***** MATERIAL PROVIDED

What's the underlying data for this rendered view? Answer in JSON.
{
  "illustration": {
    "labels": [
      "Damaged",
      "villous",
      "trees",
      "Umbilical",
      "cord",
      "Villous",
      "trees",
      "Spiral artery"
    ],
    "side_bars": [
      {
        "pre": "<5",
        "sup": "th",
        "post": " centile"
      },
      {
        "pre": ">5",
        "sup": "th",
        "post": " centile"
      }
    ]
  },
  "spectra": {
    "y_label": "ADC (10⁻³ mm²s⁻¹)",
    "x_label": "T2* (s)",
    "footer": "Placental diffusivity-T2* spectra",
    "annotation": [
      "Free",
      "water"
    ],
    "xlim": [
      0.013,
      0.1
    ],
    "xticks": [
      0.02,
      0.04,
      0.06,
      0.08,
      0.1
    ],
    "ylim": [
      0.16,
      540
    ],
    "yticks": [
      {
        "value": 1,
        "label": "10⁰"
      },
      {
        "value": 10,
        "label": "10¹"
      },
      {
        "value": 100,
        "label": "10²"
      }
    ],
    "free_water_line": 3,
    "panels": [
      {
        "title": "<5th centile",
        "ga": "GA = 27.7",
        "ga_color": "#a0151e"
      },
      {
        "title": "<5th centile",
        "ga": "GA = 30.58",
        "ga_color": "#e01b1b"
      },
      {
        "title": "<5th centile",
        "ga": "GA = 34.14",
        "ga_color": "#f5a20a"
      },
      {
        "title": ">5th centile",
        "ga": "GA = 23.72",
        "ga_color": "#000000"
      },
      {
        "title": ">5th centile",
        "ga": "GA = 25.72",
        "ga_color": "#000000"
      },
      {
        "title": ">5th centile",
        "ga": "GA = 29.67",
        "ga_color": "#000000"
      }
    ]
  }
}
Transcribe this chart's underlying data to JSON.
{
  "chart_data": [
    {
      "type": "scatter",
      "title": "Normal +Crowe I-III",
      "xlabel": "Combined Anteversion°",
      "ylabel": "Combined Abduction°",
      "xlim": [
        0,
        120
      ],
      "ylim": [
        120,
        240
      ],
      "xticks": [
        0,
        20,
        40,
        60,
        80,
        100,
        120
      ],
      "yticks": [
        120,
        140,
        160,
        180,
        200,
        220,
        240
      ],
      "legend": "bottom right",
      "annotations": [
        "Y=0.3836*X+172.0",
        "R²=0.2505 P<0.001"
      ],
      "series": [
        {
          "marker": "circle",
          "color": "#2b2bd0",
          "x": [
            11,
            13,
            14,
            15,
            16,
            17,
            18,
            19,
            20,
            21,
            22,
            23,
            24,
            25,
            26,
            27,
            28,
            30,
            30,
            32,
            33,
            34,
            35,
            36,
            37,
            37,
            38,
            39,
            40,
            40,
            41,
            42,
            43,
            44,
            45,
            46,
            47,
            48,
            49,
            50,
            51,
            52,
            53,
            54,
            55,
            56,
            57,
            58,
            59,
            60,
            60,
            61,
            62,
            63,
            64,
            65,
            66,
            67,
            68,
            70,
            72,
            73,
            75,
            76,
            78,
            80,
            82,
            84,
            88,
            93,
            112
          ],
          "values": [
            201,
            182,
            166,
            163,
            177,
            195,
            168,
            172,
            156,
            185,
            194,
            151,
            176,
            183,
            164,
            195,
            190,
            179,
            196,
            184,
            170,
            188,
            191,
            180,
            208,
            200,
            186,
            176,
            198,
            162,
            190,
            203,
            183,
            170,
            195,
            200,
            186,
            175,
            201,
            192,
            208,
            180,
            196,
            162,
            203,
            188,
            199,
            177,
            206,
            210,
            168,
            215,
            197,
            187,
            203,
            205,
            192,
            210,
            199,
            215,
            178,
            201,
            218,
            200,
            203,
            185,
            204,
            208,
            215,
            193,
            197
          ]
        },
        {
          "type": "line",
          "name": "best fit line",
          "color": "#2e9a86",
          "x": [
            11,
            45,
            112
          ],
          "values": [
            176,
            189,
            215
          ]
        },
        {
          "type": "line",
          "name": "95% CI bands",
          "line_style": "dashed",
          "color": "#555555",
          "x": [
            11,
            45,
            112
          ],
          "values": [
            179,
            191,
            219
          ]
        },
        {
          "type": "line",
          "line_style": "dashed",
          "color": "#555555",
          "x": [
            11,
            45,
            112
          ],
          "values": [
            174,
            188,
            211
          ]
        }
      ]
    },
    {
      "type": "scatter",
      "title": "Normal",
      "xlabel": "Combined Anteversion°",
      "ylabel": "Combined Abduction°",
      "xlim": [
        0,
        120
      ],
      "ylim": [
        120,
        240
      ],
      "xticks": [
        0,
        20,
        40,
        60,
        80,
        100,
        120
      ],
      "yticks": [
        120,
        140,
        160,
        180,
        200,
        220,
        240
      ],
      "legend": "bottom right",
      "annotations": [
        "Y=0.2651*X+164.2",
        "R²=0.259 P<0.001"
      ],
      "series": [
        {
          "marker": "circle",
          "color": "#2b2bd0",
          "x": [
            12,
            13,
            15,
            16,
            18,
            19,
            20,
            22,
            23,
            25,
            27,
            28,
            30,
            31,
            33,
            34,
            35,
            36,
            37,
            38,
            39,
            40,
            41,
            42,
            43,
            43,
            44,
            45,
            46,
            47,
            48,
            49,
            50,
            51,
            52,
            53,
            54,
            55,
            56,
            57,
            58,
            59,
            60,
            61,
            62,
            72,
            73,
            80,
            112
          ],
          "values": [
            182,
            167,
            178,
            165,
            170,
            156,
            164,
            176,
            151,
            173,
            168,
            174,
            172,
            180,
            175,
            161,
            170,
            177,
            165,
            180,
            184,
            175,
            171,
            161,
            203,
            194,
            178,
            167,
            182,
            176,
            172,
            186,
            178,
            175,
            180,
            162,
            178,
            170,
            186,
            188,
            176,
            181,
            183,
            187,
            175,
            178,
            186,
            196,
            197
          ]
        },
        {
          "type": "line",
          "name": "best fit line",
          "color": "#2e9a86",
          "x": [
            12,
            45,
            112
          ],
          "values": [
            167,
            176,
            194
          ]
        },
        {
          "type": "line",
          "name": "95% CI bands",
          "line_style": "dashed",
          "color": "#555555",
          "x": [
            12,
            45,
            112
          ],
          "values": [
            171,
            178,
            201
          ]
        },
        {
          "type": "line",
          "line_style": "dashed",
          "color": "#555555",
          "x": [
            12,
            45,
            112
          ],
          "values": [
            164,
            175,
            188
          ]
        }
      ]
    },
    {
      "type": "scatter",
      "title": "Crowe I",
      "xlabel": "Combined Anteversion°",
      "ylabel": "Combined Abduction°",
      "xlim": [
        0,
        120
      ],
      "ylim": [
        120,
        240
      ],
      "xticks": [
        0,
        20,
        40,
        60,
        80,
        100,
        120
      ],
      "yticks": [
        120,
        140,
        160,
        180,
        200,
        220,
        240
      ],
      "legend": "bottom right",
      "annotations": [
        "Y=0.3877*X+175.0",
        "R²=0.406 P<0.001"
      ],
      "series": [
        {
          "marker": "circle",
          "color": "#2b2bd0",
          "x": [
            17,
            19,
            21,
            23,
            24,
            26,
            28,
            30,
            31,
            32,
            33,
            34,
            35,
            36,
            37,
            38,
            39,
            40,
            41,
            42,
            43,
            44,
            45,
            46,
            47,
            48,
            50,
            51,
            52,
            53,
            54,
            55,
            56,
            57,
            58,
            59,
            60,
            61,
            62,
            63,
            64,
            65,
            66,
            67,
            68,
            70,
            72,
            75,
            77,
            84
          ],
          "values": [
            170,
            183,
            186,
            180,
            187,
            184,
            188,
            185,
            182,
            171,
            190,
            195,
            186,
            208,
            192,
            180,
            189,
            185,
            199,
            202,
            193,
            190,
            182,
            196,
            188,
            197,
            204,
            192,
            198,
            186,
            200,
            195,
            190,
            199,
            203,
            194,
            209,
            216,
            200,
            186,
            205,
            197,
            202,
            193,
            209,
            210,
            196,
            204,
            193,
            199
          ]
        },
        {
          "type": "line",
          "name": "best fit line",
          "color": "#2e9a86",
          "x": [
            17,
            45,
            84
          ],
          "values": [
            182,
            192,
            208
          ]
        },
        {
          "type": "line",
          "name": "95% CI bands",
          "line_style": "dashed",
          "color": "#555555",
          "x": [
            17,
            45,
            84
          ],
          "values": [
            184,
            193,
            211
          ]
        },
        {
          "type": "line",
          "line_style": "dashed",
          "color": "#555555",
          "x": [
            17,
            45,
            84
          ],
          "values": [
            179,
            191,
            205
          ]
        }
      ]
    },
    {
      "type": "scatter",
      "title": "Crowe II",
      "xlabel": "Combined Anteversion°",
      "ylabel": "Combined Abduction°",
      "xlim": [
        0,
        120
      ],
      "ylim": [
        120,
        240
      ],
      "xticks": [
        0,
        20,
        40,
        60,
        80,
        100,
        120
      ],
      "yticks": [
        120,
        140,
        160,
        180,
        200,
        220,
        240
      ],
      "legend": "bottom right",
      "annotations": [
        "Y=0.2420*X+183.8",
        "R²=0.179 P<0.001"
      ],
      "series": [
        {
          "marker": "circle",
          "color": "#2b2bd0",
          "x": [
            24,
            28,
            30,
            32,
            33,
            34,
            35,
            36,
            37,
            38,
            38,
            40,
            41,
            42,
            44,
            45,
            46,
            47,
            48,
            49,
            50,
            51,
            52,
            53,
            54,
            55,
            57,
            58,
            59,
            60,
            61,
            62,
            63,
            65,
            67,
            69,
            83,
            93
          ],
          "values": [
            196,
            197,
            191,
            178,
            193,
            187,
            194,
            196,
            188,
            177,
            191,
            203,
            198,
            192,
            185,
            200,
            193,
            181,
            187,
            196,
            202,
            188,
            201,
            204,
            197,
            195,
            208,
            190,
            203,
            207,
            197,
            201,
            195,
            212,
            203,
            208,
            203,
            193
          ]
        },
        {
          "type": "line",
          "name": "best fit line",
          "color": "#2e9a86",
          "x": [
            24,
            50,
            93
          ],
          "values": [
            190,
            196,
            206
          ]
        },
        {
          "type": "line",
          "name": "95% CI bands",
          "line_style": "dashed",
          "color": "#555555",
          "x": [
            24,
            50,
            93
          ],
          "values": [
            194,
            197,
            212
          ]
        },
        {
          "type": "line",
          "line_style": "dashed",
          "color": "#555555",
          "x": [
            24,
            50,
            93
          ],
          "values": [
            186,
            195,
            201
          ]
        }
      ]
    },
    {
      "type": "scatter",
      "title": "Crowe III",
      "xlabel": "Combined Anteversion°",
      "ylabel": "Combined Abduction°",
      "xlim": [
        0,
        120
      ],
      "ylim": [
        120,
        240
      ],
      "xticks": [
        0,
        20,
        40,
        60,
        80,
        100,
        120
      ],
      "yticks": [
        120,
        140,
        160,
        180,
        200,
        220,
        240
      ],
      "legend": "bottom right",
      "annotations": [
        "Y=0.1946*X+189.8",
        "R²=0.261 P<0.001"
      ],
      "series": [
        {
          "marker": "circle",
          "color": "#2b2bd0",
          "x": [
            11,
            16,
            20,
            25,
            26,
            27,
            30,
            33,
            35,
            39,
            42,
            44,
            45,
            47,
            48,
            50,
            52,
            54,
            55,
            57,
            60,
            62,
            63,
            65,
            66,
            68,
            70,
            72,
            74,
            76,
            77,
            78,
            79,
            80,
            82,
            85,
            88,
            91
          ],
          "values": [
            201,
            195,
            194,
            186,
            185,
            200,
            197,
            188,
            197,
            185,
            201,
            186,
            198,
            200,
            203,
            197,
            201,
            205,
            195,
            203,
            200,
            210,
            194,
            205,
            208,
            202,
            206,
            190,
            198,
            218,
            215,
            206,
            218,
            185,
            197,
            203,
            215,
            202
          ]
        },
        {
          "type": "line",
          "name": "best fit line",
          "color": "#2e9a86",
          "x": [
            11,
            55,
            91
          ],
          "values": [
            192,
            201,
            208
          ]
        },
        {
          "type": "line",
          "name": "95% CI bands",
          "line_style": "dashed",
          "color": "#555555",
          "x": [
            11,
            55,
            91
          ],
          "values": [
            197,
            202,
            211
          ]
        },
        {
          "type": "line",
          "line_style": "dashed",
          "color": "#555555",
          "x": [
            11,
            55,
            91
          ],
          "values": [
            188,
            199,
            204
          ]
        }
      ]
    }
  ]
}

**********

• _WHAT IS REQUIRED_
Every line holding "underlying" should be copied out.

• _TASK OUTPUT_
What's the underlying data for this rendered view? Answer in JSON.
Transcribe this chart's underlying data to JSON.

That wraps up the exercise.